Weldon said that he went public with the information to silence Democratic
criticism of the Bush administration, but not to blame former President Bill
Clinton.

The debate over intelligence failures heated up in the last week after it
was revealed that an FBI agent had sent a memo in July 2001 warning that
Middle Eastern men with ties to Usama bin Laden's Al Qaeda network were
training at flight schools.

The memo, it was revealed, was ignored by higher-ups in the bureau, who
claimed that they were too overwhelmed with the U.S.S. Cole bombing and
other investigations to conduct a search of all U.S. flight schools.

The debate, however, took a political turn last week, with some members
calling for the creation of an independent commission to investigate whether
the Bush administration failed to act on warnings. Already, a joint
House-Senate intelligence panel is investigating intelligence failures
within the law enforcement agencies.

Senate Majority Leader Tom Daschle, D-S.D., and Sen. John McCain, R-Ariz.,
have said that an independent commission, composed of experts who have an
understanding of intelligence matters, would be able to take a more
objective look at the U.S. intelligence community, and perhaps feel free to
propose more radical changes.

Opponents of the commission say that adding a new bureaucracy will only tie
up intelligence officials who must run the war on terrorism while already
answering to the congressional investigation.

Weldon said that instead of trying to put blame on the administration, more
needs to be done to investigate the failings by the CIA and FBI to share
information and see obvious clues.

The agencies have tried to respond to the criticism. Since the Sept. 11
attacks, the Justice Department has issued new guidelines on handling
investigations, and both the CIA and FBI have redirected their sources to
concentrate on international terrorism.

DATA
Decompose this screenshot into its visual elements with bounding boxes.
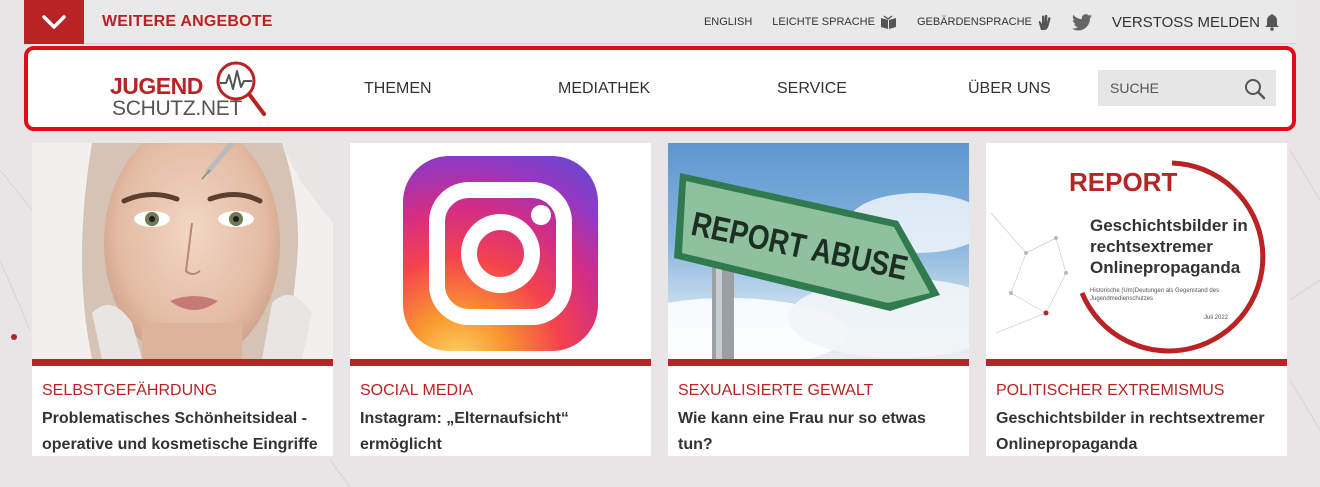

TASK DESCRIPTION
Set down the intelligence-failures news excerpt word for word, from "The debate over" up to and including "U.S. flight schools.".

RESULT OF THE TASK
The debate over intelligence failures heated up in the last week after it
was revealed that an FBI agent had sent a memo in July 2001 warning that
Middle Eastern men with ties to Usama bin Laden's Al Qaeda network were
training at flight schools.

The memo, it was revealed, was ignored by higher-ups in the bureau, who
claimed that they were too overwhelmed with the U.S.S. Cole bombing and
other investigations to conduct a search of all U.S. flight schools.